• **What you have to do**: All entries below need to be written out exactly, but without their pictures.

#### Dataset entries

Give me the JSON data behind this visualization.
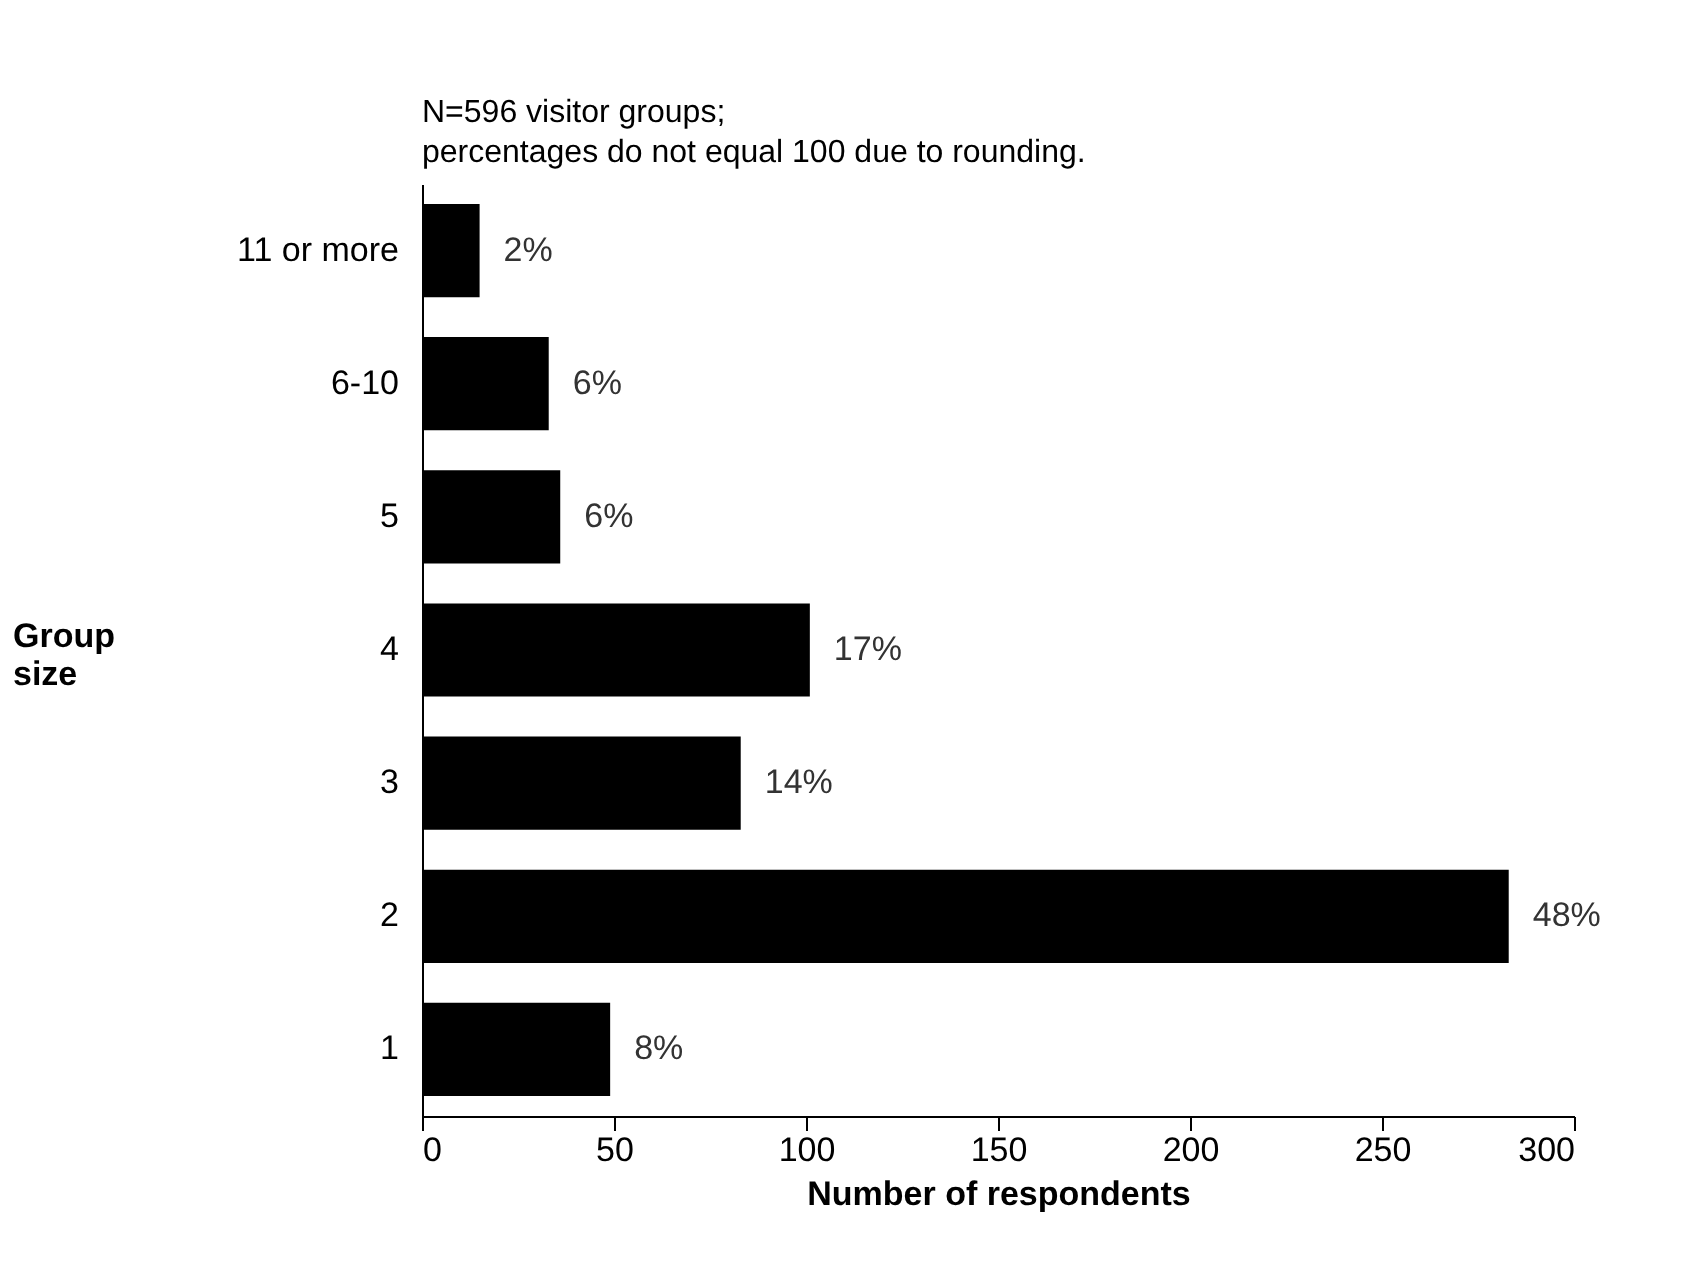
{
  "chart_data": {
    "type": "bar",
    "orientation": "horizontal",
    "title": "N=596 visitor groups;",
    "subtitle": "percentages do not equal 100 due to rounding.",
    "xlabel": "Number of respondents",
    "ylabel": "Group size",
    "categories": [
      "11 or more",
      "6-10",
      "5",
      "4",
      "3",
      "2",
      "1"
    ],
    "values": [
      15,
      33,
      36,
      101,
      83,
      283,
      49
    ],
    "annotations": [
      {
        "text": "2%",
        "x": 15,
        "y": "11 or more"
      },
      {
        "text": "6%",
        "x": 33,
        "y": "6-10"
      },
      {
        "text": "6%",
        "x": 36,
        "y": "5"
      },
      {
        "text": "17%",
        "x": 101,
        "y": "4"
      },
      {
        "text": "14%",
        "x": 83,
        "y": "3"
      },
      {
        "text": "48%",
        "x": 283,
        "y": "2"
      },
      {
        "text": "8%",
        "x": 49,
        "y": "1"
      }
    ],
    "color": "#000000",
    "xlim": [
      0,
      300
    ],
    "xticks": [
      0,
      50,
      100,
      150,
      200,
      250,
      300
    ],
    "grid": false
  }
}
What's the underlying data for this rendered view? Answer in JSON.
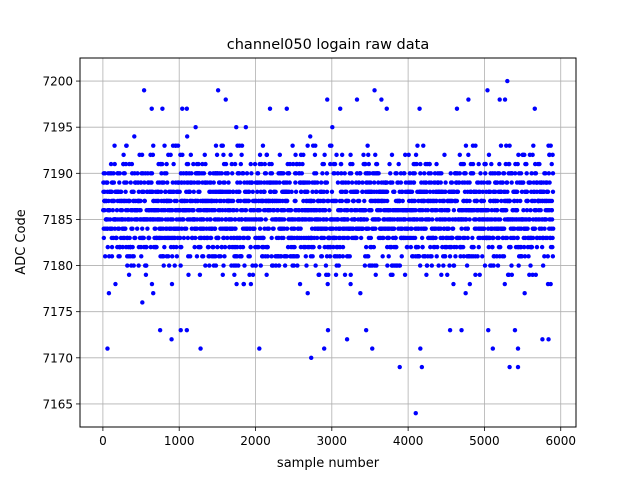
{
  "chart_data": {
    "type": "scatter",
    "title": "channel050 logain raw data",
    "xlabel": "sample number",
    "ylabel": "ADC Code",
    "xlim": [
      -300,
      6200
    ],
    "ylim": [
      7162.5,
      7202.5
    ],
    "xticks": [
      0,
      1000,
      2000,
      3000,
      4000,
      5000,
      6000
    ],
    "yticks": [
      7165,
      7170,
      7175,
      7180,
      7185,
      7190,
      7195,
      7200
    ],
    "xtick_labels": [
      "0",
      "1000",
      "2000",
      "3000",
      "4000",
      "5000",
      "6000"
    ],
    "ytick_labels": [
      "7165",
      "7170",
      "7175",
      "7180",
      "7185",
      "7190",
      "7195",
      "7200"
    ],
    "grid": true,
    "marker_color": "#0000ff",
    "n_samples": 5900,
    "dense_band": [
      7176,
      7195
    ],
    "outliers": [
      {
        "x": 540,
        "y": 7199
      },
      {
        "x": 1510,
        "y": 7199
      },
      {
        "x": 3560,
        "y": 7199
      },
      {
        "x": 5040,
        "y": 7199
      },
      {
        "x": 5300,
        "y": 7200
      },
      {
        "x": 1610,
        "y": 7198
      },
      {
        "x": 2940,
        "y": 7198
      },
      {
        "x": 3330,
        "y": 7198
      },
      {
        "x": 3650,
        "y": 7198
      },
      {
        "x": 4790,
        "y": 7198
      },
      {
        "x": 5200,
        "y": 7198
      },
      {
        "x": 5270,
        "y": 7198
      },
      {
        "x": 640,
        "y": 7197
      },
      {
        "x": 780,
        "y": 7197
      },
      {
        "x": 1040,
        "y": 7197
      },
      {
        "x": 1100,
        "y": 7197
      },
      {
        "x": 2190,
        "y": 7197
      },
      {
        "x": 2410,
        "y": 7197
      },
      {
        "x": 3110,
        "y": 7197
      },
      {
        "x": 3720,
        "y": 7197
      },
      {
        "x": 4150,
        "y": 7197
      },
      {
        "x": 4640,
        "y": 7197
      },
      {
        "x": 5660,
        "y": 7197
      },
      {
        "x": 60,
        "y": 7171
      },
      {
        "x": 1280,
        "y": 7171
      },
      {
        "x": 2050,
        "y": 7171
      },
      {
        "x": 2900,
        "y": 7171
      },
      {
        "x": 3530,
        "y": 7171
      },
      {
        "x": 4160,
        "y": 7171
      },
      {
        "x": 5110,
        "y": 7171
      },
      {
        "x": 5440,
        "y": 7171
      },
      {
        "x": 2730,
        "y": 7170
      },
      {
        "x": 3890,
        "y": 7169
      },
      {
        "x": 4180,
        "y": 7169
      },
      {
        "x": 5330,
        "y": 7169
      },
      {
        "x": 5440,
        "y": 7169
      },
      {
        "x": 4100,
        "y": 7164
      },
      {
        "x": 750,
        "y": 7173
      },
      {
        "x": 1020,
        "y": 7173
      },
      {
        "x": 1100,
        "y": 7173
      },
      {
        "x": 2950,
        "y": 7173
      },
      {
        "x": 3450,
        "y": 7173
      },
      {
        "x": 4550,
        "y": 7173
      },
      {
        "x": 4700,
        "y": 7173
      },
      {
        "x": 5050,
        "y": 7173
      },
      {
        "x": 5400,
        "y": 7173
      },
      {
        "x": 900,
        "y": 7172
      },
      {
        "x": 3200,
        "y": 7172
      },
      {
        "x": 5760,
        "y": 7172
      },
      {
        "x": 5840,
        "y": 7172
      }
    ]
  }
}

########

• **Task output**:
Give me the JSON data behind this visualization.
{
  "chart_data": {
    "type": "bar",
    "orientation": "horizontal",
    "title": "N=596 visitor groups;",
    "subtitle": "percentages do not equal 100 due to rounding.",
    "xlabel": "Number of respondents",
    "ylabel": "Group size",
    "categories": [
      "11 or more",
      "6-10",
      "5",
      "4",
      "3",
      "2",
      "1"
    ],
    "values": [
      15,
      33,
      36,
      101,
      83,
      283,
      49
    ],
    "annotations": [
      {
        "text": "2%",
        "x": 15,
        "y": "11 or more"
      },
      {
        "text": "6%",
        "x": 33,
        "y": "6-10"
      },
      {
        "text": "6%",
        "x": 36,
        "y": "5"
      },
      {
        "text": "17%",
        "x": 101,
        "y": "4"
      },
      {
        "text": "14%",
        "x": 83,
        "y": "3"
      },
      {
        "text": "48%",
        "x": 283,
        "y": "2"
      },
      {
        "text": "8%",
        "x": 49,
        "y": "1"
      }
    ],
    "color": "#000000",
    "xlim": [
      0,
      300
    ],
    "xticks": [
      0,
      50,
      100,
      150,
      200,
      250,
      300
    ],
    "grid": false
  }
}
What's the underlying data for this rendered view? Answer in JSON.
{
  "chart_data": {
    "type": "scatter",
    "title": "channel050 logain raw data",
    "xlabel": "sample number",
    "ylabel": "ADC Code",
    "xlim": [
      -300,
      6200
    ],
    "ylim": [
      7162.5,
      7202.5
    ],
    "xticks": [
      0,
      1000,
      2000,
      3000,
      4000,
      5000,
      6000
    ],
    "yticks": [
      7165,
      7170,
      7175,
      7180,
      7185,
      7190,
      7195,
      7200
    ],
    "xtick_labels": [
      "0",
      "1000",
      "2000",
      "3000",
      "4000",
      "5000",
      "6000"
    ],
    "ytick_labels": [
      "7165",
      "7170",
      "7175",
      "7180",
      "7185",
      "7190",
      "7195",
      "7200"
    ],
    "grid": true,
    "marker_color": "#0000ff",
    "n_samples": 5900,
    "dense_band": [
      7176,
      7195
    ],
    "outliers": [
      {
        "x": 540,
        "y": 7199
      },
      {
        "x": 1510,
        "y": 7199
      },
      {
        "x": 3560,
        "y": 7199
      },
      {
        "x": 5040,
        "y": 7199
      },
      {
        "x": 5300,
        "y": 7200
      },
      {
        "x": 1610,
        "y": 7198
      },
      {
        "x": 2940,
        "y": 7198
      },
      {
        "x": 3330,
        "y": 7198
      },
      {
        "x": 3650,
        "y": 7198
      },
      {
        "x": 4790,
        "y": 7198
      },
      {
        "x": 5200,
        "y": 7198
      },
      {
        "x": 5270,
        "y": 7198
      },
      {
        "x": 640,
        "y": 7197
      },
      {
        "x": 780,
        "y": 7197
      },
      {
        "x": 1040,
        "y": 7197
      },
      {
        "x": 1100,
        "y": 7197
      },
      {
        "x": 2190,
        "y": 7197
      },
      {
        "x": 2410,
        "y": 7197
      },
      {
        "x": 3110,
        "y": 7197
      },
      {
        "x": 3720,
        "y": 7197
      },
      {
        "x": 4150,
        "y": 7197
      },
      {
        "x": 4640,
        "y": 7197
      },
      {
        "x": 5660,
        "y": 7197
      },
      {
        "x": 60,
        "y": 7171
      },
      {
        "x": 1280,
        "y": 7171
      },
      {
        "x": 2050,
        "y": 7171
      },
      {
        "x": 2900,
        "y": 7171
      },
      {
        "x": 3530,
        "y": 7171
      },
      {
        "x": 4160,
        "y": 7171
      },
      {
        "x": 5110,
        "y": 7171
      },
      {
        "x": 5440,
        "y": 7171
      },
      {
        "x": 2730,
        "y": 7170
      },
      {
        "x": 3890,
        "y": 7169
      },
      {
        "x": 4180,
        "y": 7169
      },
      {
        "x": 5330,
        "y": 7169
      },
      {
        "x": 5440,
        "y": 7169
      },
      {
        "x": 4100,
        "y": 7164
      },
      {
        "x": 750,
        "y": 7173
      },
      {
        "x": 1020,
        "y": 7173
      },
      {
        "x": 1100,
        "y": 7173
      },
      {
        "x": 2950,
        "y": 7173
      },
      {
        "x": 3450,
        "y": 7173
      },
      {
        "x": 4550,
        "y": 7173
      },
      {
        "x": 4700,
        "y": 7173
      },
      {
        "x": 5050,
        "y": 7173
      },
      {
        "x": 5400,
        "y": 7173
      },
      {
        "x": 900,
        "y": 7172
      },
      {
        "x": 3200,
        "y": 7172
      },
      {
        "x": 5760,
        "y": 7172
      },
      {
        "x": 5840,
        "y": 7172
      }
    ]
  }
}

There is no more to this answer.